WRITTEN REQUEST 1. According to the blog post asking whether blogging is over, how many readers does the writer have now?

TEXT EXCERPT.
....
Is blogging over?
Is blogging so--2008? So vieux jeu? I notice that a number of my blogging friends have closed up shop. Gone out of business. Folded up their tents and stolen away.
In general they were people who hadn't run out things to say. I know some writers keep on writing long after they have ceased to be funny or even interesting; Russell Baker comes to mind. A genuinely witty writer, he just kept on and on, getting less interesting by the minute. Art Buchwald was another. A contemporary example is Maureen Dowd, whose cleverness ceased to be amusing before the beginning of the second Bush administration.
That may be what has happened to me. My family, on the whole a far from entertaining bunch, provided some entertainment nevertheless. I think I may have run out of amusing anecdotes about them. I've been racking my brain, trying to come up with something amusing. If I do, I'll let you know.
I also looked at my statistics. While I started out with about 8 readers, undoubtedly people who had encountered my blog by mistake, I gradually worked my way up to 100. Now they are down to 35. I notice also that I am spending a lot of time grumbling about politics, a sour enough subject. Obama has stopped being funny and started being alarming. His daily sermonettes are beginning to wear on me. And the United States Congress are just plain scary. If this is what the people in power are like, what on earth can we expect from ordinary citizens?
Our educational system, from pre-K to Phd, has stopped educating people and started to bolster their self-esteem. But so what? Everybody knows that already. Pretty soon only monks in cloisters will preserve the remnants of knowledge for future generations. If there are any monks left, after we have apologized our way into becoming an islamic republic.
So, what do you think? Should I keep it up, or close up shop?
7 comments:
Miriam, the world needs more sane voices, not fewer. Keep it up, please.
....
DATA SUPPLIED.
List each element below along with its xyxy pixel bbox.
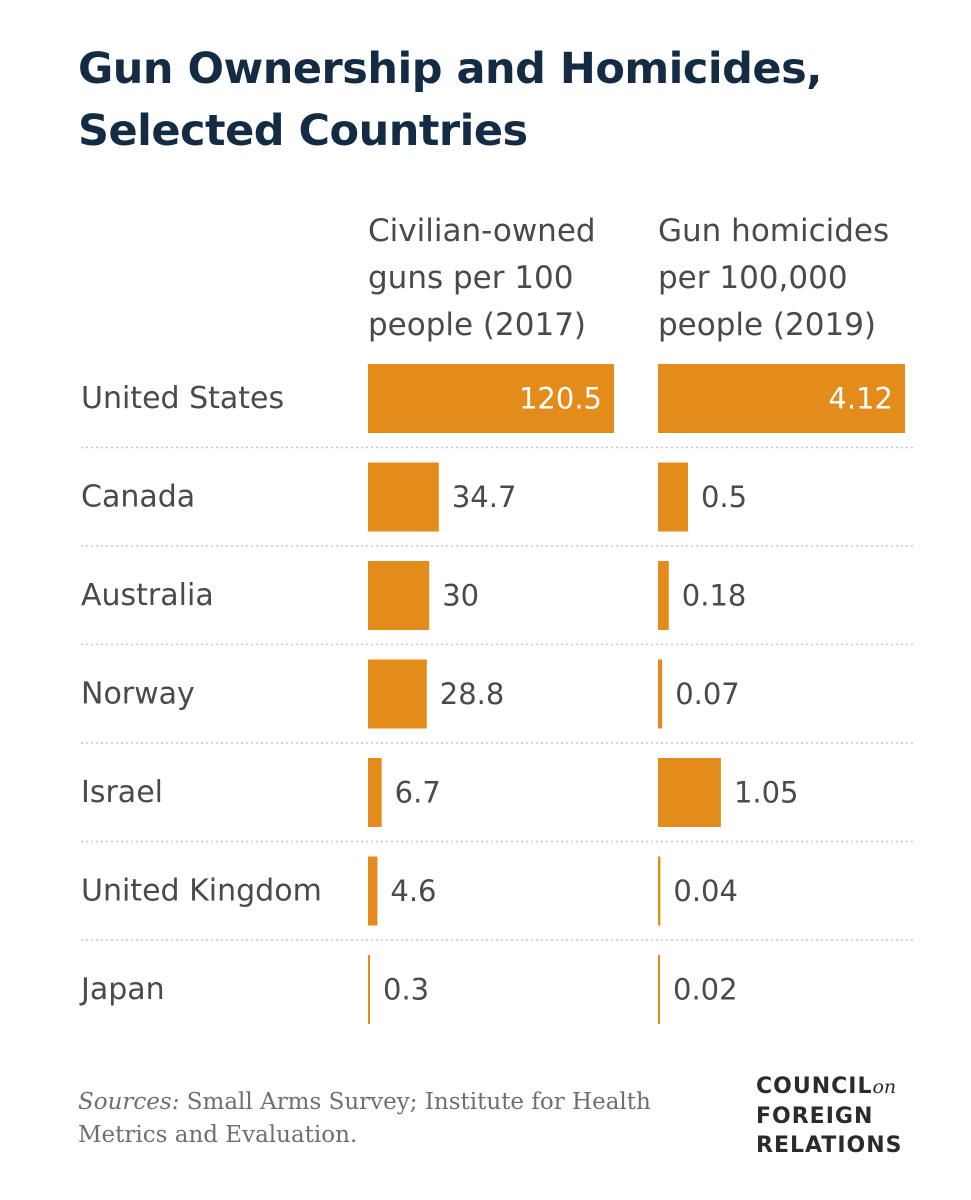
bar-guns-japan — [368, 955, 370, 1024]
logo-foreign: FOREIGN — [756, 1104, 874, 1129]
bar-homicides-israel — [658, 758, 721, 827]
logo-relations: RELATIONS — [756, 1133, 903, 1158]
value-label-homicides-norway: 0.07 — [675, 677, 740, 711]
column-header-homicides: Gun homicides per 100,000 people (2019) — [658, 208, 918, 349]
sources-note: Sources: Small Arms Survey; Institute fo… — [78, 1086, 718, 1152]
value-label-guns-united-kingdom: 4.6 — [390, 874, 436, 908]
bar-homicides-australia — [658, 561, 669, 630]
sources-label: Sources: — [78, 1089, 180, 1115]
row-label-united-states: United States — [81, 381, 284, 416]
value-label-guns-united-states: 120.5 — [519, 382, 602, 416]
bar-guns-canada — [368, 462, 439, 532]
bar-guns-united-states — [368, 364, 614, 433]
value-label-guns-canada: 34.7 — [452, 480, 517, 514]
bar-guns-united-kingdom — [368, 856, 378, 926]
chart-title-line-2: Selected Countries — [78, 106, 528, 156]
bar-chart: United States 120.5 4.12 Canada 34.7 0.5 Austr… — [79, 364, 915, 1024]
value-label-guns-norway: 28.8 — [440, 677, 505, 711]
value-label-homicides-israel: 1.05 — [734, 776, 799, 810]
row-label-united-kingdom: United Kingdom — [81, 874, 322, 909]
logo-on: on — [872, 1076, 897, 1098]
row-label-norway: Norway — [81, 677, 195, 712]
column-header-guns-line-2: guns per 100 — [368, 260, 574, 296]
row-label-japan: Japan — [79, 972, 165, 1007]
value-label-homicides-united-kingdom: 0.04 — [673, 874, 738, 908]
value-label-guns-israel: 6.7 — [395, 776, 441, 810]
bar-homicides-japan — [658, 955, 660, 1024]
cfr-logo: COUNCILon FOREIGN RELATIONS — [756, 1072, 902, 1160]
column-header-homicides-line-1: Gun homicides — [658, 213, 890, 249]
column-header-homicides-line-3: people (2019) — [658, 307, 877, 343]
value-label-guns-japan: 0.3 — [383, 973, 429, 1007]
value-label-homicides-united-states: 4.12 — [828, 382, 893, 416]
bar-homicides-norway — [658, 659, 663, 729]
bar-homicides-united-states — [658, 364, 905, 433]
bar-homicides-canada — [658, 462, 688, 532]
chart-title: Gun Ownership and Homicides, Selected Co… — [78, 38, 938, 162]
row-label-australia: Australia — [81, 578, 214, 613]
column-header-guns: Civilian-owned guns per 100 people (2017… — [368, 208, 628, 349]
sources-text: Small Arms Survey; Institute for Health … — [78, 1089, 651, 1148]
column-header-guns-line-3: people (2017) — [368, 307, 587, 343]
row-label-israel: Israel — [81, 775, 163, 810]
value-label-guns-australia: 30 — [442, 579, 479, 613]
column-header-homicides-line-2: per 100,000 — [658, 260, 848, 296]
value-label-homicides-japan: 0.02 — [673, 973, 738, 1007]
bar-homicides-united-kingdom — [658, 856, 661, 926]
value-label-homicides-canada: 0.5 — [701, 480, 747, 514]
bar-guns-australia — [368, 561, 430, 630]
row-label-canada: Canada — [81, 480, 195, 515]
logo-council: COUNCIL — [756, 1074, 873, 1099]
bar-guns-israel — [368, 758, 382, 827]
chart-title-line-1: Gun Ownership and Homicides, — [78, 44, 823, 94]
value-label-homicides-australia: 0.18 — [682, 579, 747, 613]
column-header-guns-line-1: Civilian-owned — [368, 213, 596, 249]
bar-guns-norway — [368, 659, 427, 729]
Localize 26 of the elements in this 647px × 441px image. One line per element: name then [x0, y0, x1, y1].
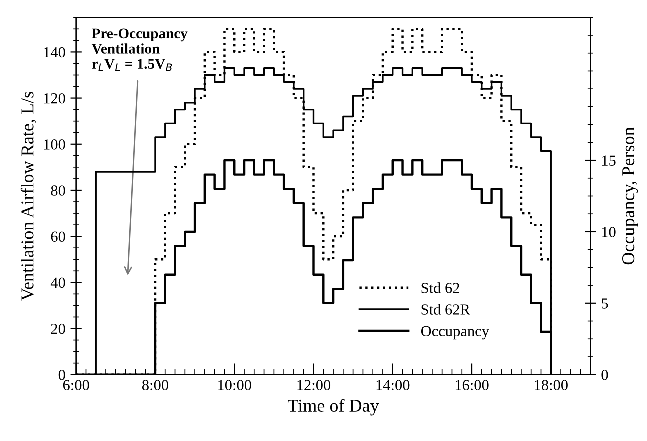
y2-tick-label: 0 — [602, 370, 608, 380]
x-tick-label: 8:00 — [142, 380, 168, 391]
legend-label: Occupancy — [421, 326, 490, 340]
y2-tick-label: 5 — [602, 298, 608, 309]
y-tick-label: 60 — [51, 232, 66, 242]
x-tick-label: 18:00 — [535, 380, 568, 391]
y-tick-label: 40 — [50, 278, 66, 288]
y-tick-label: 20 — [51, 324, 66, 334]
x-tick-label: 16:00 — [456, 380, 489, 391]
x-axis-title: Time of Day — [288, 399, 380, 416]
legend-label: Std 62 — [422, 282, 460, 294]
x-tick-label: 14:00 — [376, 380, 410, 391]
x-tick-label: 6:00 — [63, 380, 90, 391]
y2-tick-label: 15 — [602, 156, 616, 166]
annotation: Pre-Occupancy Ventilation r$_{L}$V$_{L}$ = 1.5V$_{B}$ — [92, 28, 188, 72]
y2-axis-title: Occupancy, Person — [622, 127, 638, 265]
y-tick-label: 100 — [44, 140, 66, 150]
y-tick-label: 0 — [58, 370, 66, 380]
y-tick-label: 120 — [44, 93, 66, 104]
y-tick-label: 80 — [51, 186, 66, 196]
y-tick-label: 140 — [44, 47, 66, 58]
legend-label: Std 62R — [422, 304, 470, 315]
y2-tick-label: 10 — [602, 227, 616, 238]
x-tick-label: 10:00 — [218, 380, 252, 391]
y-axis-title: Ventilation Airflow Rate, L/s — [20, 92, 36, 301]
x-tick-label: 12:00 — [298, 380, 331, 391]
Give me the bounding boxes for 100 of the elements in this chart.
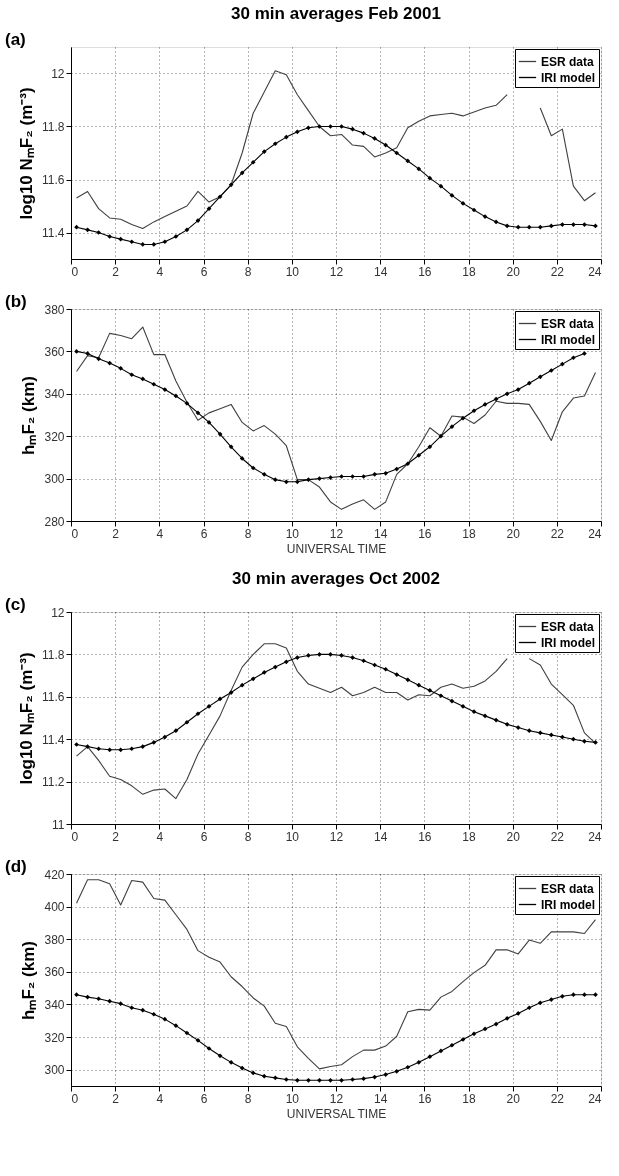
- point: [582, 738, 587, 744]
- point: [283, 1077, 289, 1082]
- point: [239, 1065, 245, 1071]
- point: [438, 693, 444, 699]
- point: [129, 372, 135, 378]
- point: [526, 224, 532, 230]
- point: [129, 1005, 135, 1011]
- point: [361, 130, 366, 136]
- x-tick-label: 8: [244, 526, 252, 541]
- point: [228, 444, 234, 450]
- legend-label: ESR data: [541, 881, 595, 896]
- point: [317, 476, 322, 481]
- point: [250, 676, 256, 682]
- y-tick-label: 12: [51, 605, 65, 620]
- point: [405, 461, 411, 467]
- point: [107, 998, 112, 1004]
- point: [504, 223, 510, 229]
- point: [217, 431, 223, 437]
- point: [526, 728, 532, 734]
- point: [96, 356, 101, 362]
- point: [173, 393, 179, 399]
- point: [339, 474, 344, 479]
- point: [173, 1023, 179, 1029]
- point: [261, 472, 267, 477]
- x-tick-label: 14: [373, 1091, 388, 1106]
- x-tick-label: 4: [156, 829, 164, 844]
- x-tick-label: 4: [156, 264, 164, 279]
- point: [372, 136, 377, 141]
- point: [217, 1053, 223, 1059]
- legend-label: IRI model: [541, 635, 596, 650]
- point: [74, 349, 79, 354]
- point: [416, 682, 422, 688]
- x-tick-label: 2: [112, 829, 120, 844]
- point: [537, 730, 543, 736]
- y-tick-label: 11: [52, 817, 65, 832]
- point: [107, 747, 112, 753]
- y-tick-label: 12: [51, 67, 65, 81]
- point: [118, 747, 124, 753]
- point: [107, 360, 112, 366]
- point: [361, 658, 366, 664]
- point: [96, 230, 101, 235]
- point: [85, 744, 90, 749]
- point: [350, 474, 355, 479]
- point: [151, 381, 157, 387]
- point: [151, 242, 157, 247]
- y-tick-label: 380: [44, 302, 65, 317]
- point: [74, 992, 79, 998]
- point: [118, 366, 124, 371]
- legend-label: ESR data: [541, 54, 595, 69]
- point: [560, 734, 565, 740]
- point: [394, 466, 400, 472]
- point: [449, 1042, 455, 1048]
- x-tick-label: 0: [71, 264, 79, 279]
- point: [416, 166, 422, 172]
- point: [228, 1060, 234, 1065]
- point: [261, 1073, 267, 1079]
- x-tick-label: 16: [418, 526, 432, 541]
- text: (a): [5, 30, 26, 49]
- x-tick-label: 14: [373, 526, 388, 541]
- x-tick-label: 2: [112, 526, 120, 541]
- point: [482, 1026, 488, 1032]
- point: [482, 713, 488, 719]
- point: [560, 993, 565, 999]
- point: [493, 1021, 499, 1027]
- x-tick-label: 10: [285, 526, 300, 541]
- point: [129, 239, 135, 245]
....
WRITTEN REQUEST 2. In the records, express as a JSON list of strings, one string per line, the lines beginning at the line that contains "y2-tick-label: 0 — [602, 370, 608, 380]" and stopping after the line that contains "y-tick-label: 140 — [44, 47, 66, 58]". Include only those lines.

CORRECT RESPONSE 1. 35

CORRECT RESPONSE 2.
[
  "y2-tick-label: 0 — [602, 370, 608, 380]",
  "x-tick-label: 8:00 — [142, 380, 168, 391]",
  "legend-label: Occupancy — [421, 326, 490, 340]",
  "y2-tick-label: 5 — [602, 298, 608, 309]",
  "y-tick-label: 60 — [51, 232, 66, 242]",
  "x-tick-label: 18:00 — [535, 380, 568, 391]",
  "y-tick-label: 40 — [50, 278, 66, 288]",
  "y-tick-label: 20 — [51, 324, 66, 334]",
  "x-tick-label: 16:00 — [456, 380, 489, 391]",
  "x-axis-title: Time of Day — [288, 399, 380, 416]",
  "legend-label: Std 62 — [422, 282, 460, 294]",
  "x-tick-label: 14:00 — [376, 380, 410, 391]",
  "x-tick-label: 6:00 — [63, 380, 90, 391]",
  "y2-tick-label: 15 — [602, 156, 616, 166]",
  "annotation: Pre-Occupancy Ventilation r$_{L}$V$_{L}$ = 1.5V$_{B}$ — [92, 28, 188, 72]",
  "y2-axis-title: Occupancy, Person — [622, 127, 638, 265]",
  "y-tick-label: 100 — [44, 140, 66, 150]",
  "y-tick-label: 0 — [58, 370, 66, 380]",
  "y-tick-label: 120 — [44, 93, 66, 104]",
  "y-tick-label: 80 — [51, 186, 66, 196]",
  "y-tick-label: 140 — [44, 47, 66, 58]"
]